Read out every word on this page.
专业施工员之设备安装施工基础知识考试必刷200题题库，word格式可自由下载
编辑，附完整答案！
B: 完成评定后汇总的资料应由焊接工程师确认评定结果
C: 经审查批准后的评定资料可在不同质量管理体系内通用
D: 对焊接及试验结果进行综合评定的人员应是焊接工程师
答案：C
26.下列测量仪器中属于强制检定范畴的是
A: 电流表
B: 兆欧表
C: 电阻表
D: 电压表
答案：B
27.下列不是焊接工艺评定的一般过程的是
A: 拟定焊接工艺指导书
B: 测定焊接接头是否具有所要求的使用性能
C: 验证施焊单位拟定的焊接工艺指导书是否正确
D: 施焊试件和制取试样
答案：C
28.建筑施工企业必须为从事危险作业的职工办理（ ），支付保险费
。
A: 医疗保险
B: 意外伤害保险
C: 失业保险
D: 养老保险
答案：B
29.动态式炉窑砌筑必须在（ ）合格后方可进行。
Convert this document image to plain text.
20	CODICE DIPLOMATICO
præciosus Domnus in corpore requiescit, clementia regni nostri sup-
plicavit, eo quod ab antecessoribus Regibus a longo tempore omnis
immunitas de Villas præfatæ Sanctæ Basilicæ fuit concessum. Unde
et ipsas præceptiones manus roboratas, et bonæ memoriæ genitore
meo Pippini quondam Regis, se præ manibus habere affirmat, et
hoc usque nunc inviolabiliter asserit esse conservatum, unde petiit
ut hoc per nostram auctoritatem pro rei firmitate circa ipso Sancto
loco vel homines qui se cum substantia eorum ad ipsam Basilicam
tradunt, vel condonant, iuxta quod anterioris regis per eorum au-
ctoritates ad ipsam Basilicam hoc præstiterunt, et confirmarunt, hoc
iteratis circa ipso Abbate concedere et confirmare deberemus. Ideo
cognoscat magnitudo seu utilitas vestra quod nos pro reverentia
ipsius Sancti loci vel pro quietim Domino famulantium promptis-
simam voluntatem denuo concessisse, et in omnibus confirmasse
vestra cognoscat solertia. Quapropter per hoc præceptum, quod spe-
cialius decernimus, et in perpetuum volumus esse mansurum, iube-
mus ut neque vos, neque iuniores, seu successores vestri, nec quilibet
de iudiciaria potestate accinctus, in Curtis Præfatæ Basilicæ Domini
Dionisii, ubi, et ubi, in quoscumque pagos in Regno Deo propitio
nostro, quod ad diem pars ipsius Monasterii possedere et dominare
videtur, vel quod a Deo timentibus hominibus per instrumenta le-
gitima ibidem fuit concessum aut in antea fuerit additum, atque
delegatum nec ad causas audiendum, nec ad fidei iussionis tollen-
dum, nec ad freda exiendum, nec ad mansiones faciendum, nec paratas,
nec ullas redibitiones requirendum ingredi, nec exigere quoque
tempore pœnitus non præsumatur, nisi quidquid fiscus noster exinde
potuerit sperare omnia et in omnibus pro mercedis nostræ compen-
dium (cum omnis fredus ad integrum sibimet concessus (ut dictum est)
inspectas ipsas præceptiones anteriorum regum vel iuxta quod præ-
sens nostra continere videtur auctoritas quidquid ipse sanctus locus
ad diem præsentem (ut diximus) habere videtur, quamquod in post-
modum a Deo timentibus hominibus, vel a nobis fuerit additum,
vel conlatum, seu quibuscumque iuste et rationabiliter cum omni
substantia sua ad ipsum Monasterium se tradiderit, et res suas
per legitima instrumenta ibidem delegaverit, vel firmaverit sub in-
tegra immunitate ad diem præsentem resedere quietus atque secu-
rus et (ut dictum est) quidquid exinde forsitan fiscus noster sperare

---

Exercise requirements:
Which lines contain "fuit"? Show each of them.

Output:
immunitas de Villas præfatæ Sanctæ Basilicæ fuit concessum. Unde
gitima ibidem fuit concessum aut in antea fuerit additum, atque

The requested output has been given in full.